-- start TEXT BLOCK --

Region segmentation processing is a task of identifying the class for each pixel in an image, and classifying the image into regions according to the classes. Examples of the region segmentation process include semantic segmentation in which class classification is performed on all pixels in an image, and instance segmentation in which, in addition to class classification, classification for each object in an image is performed. Specific methods of object detection and region segmentation are described in Kaiming He et al. “Mask R-CNN”, and the descriptions of the methods themselves have been omitted in the present embodiment.
The object recognition unit 2041 in the present embodiment is a previously trained neural network. Any learning model that can perform object recognition may be used without any particular limitation. Data that is input to the object recognition unit 2041 is an image obtained by the image obtaining unit 203.
The processing in the present embodiment is the same as the processing in FIG. 3 described in the first embodiment, and therefore the basic description thereof has been omitted. The processing in S310 differs from that in the first embodiment. FIG. 7 is a flowchart illustrating a procedure of learning data generation processing according to the present embodiment, and the detailed processing procedure according to the present embodiment that correspond to the processing in S310 are shown. Here, a description will be given with additional reference to FIGS. 9A to 9D, taking instance segmentation as an example.

-- end TEXT BLOCK --
-- start DATA ROWS --

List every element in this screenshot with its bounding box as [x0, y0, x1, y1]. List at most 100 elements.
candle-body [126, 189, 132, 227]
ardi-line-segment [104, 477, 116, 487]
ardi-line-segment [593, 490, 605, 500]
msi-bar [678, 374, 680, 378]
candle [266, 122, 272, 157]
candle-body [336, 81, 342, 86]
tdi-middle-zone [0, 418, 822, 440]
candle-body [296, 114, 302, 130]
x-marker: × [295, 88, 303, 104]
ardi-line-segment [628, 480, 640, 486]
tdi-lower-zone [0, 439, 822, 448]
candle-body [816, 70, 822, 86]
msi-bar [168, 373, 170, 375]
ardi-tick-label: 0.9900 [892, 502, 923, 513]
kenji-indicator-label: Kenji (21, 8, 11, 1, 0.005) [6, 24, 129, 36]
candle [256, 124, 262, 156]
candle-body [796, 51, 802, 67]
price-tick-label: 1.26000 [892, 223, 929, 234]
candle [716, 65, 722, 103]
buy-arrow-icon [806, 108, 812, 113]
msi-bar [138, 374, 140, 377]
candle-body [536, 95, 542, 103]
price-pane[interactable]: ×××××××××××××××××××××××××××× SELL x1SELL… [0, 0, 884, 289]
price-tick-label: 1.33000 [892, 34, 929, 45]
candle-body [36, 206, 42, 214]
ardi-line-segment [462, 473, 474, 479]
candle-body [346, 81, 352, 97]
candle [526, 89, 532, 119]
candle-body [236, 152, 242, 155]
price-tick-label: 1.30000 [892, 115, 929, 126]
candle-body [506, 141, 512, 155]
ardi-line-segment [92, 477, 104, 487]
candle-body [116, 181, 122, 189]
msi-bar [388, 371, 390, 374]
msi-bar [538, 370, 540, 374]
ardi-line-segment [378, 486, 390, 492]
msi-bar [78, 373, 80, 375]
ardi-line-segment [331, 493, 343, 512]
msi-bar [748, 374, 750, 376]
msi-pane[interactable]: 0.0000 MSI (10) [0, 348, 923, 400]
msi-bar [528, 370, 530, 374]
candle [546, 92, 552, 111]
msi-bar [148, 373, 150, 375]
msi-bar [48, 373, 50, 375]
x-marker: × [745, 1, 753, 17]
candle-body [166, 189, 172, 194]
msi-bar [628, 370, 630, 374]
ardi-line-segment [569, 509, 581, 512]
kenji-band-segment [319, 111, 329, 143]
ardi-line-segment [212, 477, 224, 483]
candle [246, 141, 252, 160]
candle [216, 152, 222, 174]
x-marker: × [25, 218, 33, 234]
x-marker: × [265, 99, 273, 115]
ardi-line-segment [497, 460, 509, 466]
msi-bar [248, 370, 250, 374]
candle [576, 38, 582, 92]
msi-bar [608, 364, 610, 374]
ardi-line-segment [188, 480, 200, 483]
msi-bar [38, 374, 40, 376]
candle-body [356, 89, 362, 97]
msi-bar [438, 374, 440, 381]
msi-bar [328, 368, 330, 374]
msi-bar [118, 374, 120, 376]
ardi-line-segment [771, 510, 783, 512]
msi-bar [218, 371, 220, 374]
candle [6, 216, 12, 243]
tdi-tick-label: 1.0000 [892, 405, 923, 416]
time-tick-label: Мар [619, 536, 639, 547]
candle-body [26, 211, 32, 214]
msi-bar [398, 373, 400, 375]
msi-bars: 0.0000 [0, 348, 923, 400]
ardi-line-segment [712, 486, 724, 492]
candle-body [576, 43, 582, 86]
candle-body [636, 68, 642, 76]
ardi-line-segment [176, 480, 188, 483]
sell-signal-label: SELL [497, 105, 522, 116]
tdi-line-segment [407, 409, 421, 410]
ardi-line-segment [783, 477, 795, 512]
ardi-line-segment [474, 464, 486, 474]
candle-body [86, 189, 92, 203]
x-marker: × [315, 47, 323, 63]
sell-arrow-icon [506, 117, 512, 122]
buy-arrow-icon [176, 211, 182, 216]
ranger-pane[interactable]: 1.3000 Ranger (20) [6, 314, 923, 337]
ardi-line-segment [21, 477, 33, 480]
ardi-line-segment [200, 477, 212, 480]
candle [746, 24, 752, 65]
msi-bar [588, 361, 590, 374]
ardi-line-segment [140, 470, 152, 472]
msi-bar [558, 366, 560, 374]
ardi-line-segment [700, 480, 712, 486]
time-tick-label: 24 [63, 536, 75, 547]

-- end DATA ROWS --

● **PROBLEMS**
1 - In the passage on region segmentation, what is the object recognition unit 2041 of the present embodiment?
2 - Reproduce the passage on region segmentation from "Region segmentation processing" up to and including "the present embodiment.".
The records have no connection to the passage on region segmentation.

● **RESULTS IN ORDER**
1 - It is a previously trained neural network.

2 -
Region segmentation processing is a task of identifying the class for each pixel in an image, and classifying the image into regions according to the classes. Examples of the region segmentation process include semantic segmentation in which class classification is performed on all pixels in an image, and instance segmentation in which, in addition to class classification, classification for each object in an image is performed. Specific methods of object detection and region segmentation are described in Kaiming He et al. “Mask R-CNN”, and the descriptions of the methods themselves have been omitted in the present embodiment.